__Written problem A__.
In the forum thread about the Transformers 3 review, which film does nick_mcuk say he walked out of halfway through?

__Page text__.
—————

# Transformers 3 Review.



## yetizone (Jun 25, 2008)

Hi folks. Well, its nearly upon us. The behemoth that's going to be Transformers 3..! And the first review is published over at Empire...

http://www.empireonline.com/reviews/review.asp?FID=136209

And Mark Kermode's podcast blog 'review' ...

http://www.bbc.co.uk/blogs/markkermode/

I look forward to a classic Kermode rant when the 5 Live show / podcast airs...

Form an orderly queue :lol:


----------



## nick_mcuk (Jan 4, 2008)

I loved the 2nd Transformers movie.....thought it was better than the first one to be honest.

I never pay attention to these retard film critques....last time I paid attention to one i ended up walking out half way through as the film was **** (12 Monkeys)


----------



## ivor (Sep 24, 2008)

I always used to like barrys normans reviews anything he said was rubbish i woud go and see and love it lol


----------



## yetizone (Jun 25, 2008)

I loved both of the Transformers films, but that does make them great movies. IMHO, the first one is actually a half decent six out of ten summer blockbuster, the second movie is just plain dreadful, and all the more entertaining for it 

Lets face it, these films all about gawping at the spectacle of over the top cgi eye candy action sequences and shifting toys, less so about plot and character development. Still fun for what they are tho!


----------



## tom_painter85 (Jul 5, 2007)

They've missed 'Side' out of the title on the Empire film review...bunch of retards.

I'm sure they thought it was terrible, but you're right, it's going to be a great watch, and a real spectacle!


----------



## silverback (Jun 18, 2008)

first was average,second was terrible and by kermodes "3D" review the third looks like it could be worse or the same as the second.god awful trilogy of films imho.


----------



## ben16v (May 13, 2011)

cant wait! love these films - something mindless to have a few beers and waste a couple of hours - perfect


----------



## Dixondmn (Oct 12, 2007)

—————

__Written problem B__.
Find every line in the entries that contains the string "stores" and copy each one.

__Record list__.
—————

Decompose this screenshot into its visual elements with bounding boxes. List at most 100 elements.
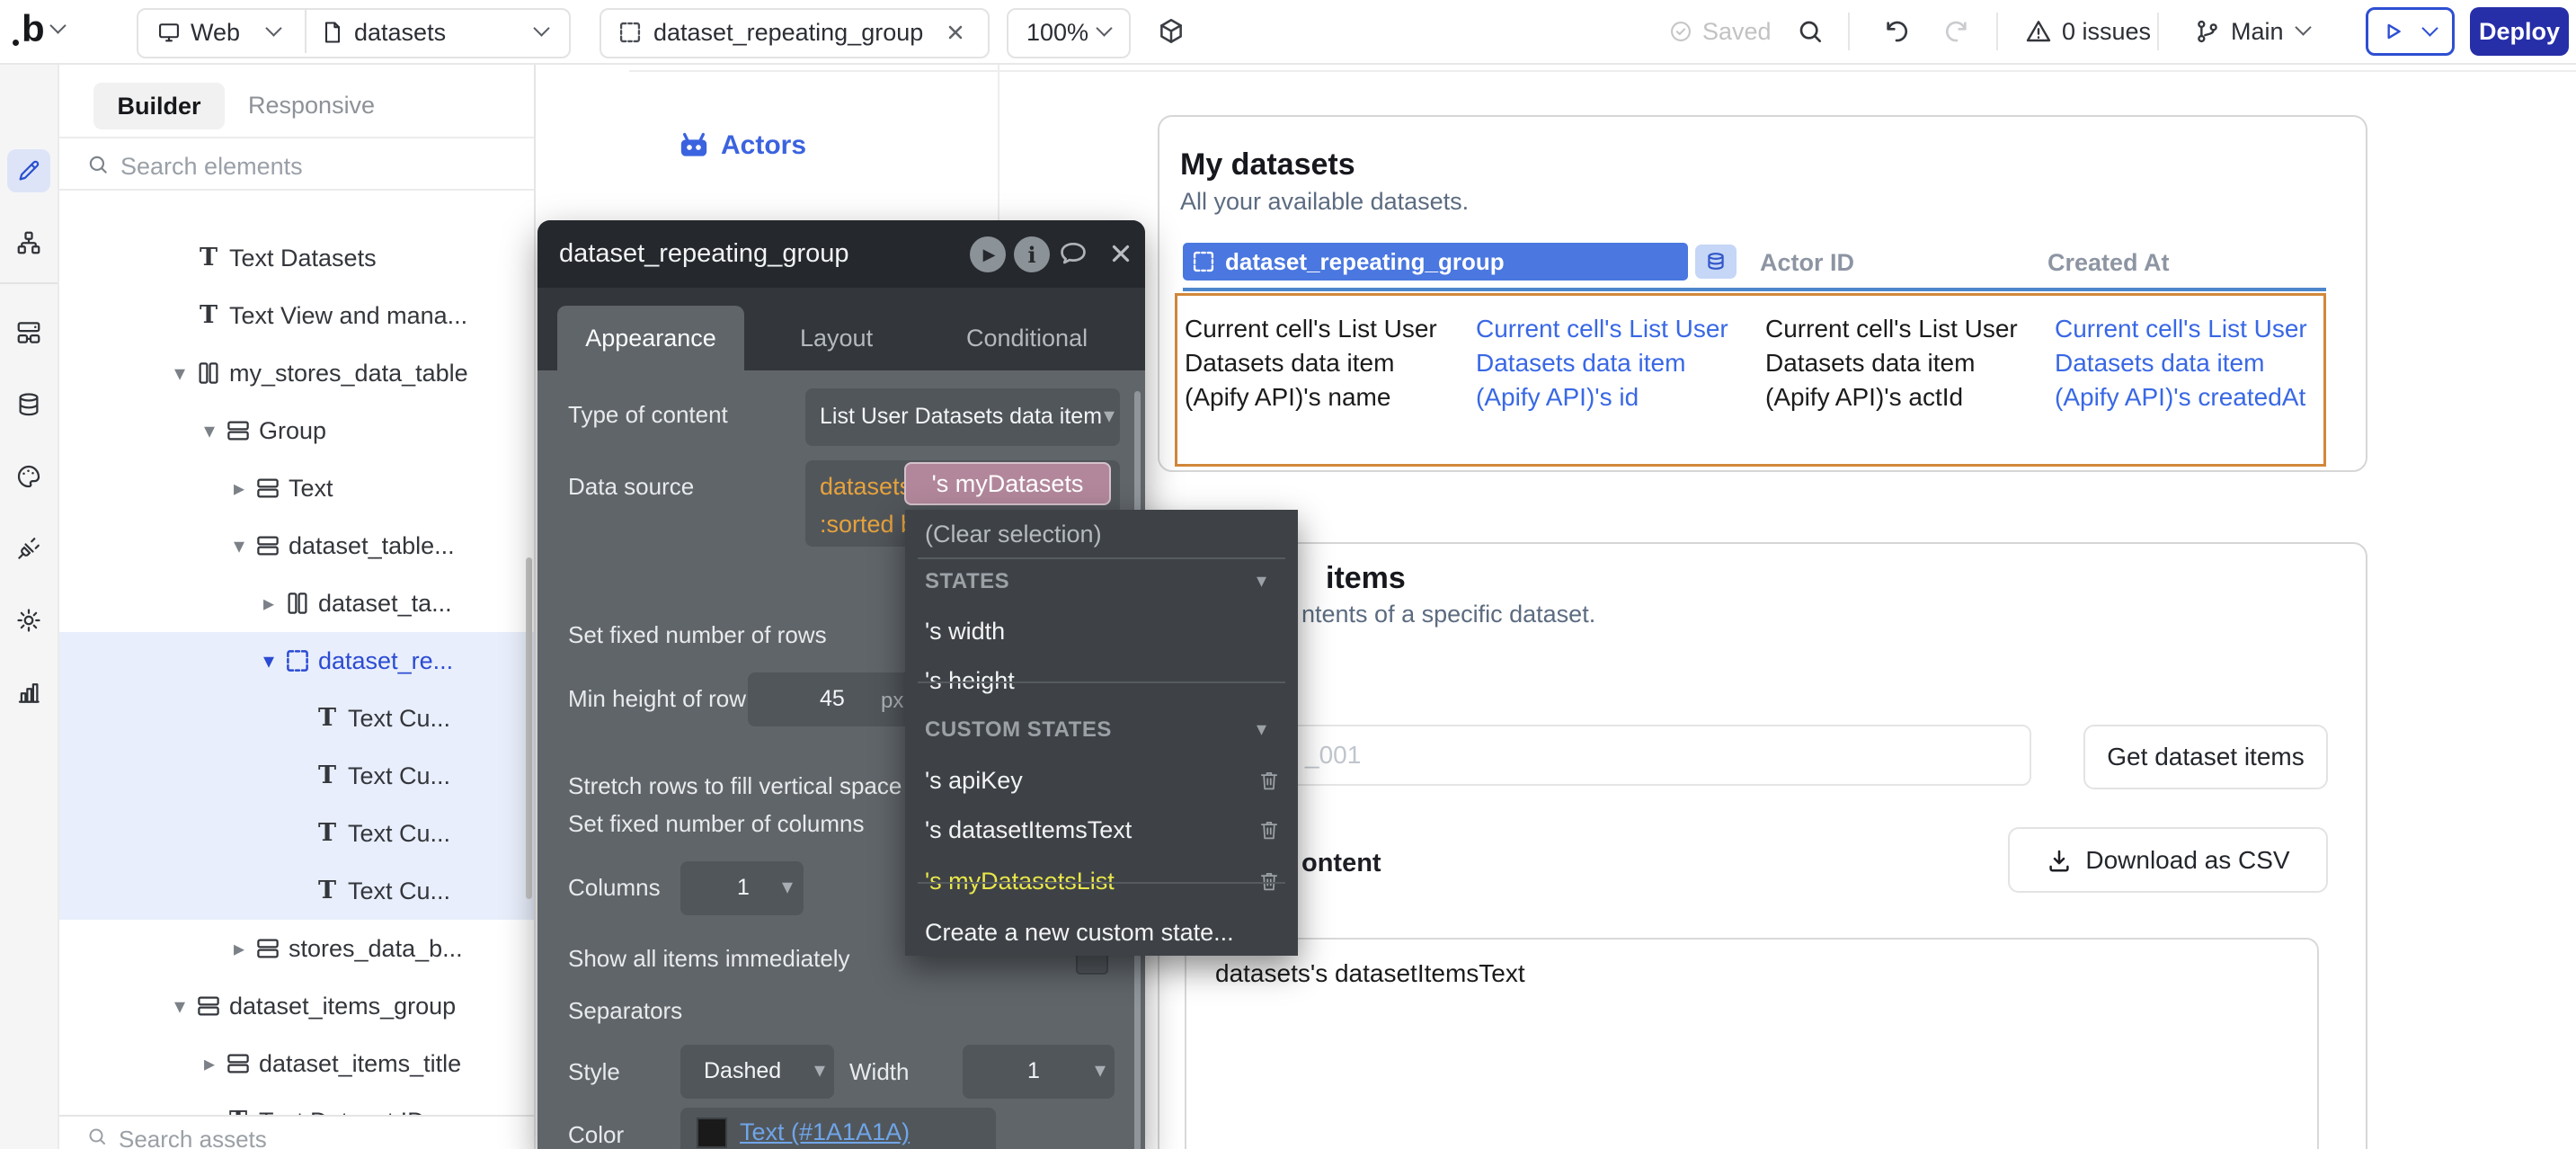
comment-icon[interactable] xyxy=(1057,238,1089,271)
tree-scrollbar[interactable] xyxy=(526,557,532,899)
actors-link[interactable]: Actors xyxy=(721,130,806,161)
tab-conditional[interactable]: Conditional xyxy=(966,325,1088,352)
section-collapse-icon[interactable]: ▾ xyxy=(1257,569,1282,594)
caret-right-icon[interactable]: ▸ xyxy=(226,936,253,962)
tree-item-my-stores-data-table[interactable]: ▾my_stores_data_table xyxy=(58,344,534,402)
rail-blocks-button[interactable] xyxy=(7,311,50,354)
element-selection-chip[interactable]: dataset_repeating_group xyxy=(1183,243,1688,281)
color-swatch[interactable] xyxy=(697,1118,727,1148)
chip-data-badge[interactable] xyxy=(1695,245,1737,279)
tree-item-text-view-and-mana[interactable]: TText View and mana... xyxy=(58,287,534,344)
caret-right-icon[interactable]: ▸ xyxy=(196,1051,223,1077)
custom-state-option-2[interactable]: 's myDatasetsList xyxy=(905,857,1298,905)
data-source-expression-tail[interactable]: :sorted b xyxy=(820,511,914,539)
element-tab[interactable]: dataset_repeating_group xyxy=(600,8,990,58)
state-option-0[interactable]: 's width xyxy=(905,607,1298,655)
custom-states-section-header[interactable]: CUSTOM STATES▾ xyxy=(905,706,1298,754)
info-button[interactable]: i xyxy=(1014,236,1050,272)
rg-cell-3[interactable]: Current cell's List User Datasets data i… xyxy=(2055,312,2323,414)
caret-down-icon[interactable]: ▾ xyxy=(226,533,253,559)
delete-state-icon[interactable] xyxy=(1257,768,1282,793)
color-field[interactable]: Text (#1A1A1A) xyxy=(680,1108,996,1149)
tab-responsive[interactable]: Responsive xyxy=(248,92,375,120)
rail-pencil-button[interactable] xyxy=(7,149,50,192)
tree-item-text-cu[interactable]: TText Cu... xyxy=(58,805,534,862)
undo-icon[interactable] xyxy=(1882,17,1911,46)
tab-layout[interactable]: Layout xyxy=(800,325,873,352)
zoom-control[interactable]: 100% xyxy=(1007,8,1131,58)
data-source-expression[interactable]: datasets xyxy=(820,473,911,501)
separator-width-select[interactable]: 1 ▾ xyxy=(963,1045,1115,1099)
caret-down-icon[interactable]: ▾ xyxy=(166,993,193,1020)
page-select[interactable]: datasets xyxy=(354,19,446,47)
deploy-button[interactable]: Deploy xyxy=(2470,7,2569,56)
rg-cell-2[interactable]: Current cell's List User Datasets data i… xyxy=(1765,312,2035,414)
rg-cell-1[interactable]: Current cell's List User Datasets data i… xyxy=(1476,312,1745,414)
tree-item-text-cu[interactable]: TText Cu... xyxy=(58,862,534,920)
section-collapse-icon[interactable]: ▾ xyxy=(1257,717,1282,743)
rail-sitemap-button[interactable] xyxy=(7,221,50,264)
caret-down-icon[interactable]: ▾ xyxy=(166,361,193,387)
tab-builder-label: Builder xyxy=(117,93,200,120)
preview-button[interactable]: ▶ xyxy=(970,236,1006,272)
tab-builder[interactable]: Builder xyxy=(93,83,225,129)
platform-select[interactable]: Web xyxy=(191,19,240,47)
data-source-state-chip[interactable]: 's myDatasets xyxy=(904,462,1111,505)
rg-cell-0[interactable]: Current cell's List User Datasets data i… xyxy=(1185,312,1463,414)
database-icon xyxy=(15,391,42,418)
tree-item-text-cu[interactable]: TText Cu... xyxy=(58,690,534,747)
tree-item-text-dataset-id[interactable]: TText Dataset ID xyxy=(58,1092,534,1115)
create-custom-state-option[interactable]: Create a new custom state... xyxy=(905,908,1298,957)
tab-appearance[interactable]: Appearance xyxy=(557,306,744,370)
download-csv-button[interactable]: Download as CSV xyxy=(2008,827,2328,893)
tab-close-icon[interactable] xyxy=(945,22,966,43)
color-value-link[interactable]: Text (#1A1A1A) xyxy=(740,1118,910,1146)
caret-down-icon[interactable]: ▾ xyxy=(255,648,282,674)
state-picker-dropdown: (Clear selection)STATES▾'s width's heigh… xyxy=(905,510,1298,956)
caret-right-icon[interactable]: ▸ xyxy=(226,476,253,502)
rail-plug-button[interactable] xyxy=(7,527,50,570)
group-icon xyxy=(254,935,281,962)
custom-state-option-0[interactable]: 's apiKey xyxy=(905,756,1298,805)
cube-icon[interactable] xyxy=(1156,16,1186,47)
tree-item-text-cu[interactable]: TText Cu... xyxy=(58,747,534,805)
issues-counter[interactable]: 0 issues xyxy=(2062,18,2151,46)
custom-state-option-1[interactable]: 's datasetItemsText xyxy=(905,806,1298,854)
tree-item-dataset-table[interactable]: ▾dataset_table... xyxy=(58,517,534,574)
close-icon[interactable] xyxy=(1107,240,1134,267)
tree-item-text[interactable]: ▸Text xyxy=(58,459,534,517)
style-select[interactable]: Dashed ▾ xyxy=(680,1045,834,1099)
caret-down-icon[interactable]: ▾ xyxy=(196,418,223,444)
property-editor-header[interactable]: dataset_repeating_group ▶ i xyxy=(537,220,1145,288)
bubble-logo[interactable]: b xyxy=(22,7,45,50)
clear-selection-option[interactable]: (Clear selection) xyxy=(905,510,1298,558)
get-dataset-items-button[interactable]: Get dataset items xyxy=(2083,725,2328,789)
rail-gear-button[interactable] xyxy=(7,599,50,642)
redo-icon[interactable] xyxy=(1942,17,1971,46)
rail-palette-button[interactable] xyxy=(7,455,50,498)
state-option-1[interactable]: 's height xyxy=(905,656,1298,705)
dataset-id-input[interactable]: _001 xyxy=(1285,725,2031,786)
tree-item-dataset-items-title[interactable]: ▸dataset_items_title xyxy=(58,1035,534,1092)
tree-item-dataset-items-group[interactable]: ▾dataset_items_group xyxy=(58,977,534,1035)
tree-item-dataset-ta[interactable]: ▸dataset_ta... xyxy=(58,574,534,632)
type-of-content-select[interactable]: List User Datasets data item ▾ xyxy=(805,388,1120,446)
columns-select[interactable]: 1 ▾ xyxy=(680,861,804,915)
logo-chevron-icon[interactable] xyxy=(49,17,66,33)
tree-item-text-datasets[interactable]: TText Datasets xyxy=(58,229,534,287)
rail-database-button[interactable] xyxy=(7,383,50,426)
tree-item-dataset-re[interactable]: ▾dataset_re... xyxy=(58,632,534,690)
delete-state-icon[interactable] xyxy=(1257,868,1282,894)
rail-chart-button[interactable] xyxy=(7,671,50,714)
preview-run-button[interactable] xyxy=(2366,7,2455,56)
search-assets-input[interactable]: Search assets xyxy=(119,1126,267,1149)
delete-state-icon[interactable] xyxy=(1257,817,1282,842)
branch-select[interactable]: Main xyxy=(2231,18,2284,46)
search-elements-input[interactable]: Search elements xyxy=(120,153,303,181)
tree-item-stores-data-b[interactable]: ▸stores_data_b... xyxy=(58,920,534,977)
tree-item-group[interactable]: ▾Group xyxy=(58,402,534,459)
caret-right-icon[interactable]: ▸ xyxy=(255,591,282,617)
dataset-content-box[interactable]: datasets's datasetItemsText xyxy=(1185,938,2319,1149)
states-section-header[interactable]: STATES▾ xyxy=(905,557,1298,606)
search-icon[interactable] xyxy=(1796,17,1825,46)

—————

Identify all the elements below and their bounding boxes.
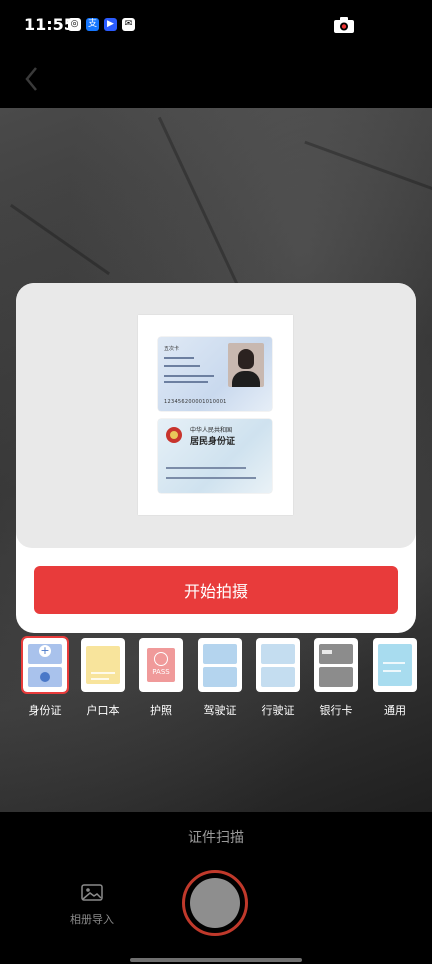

—————

__Full response A__.
12 Monkeys

__Full response B__.
tree-item-my-stores-data-table[interactable]: ▾my_stores_data_table xyxy=(58,344,534,402)
tree-item-stores-data-b[interactable]: ▸stores_data_b... xyxy=(58,920,534,977)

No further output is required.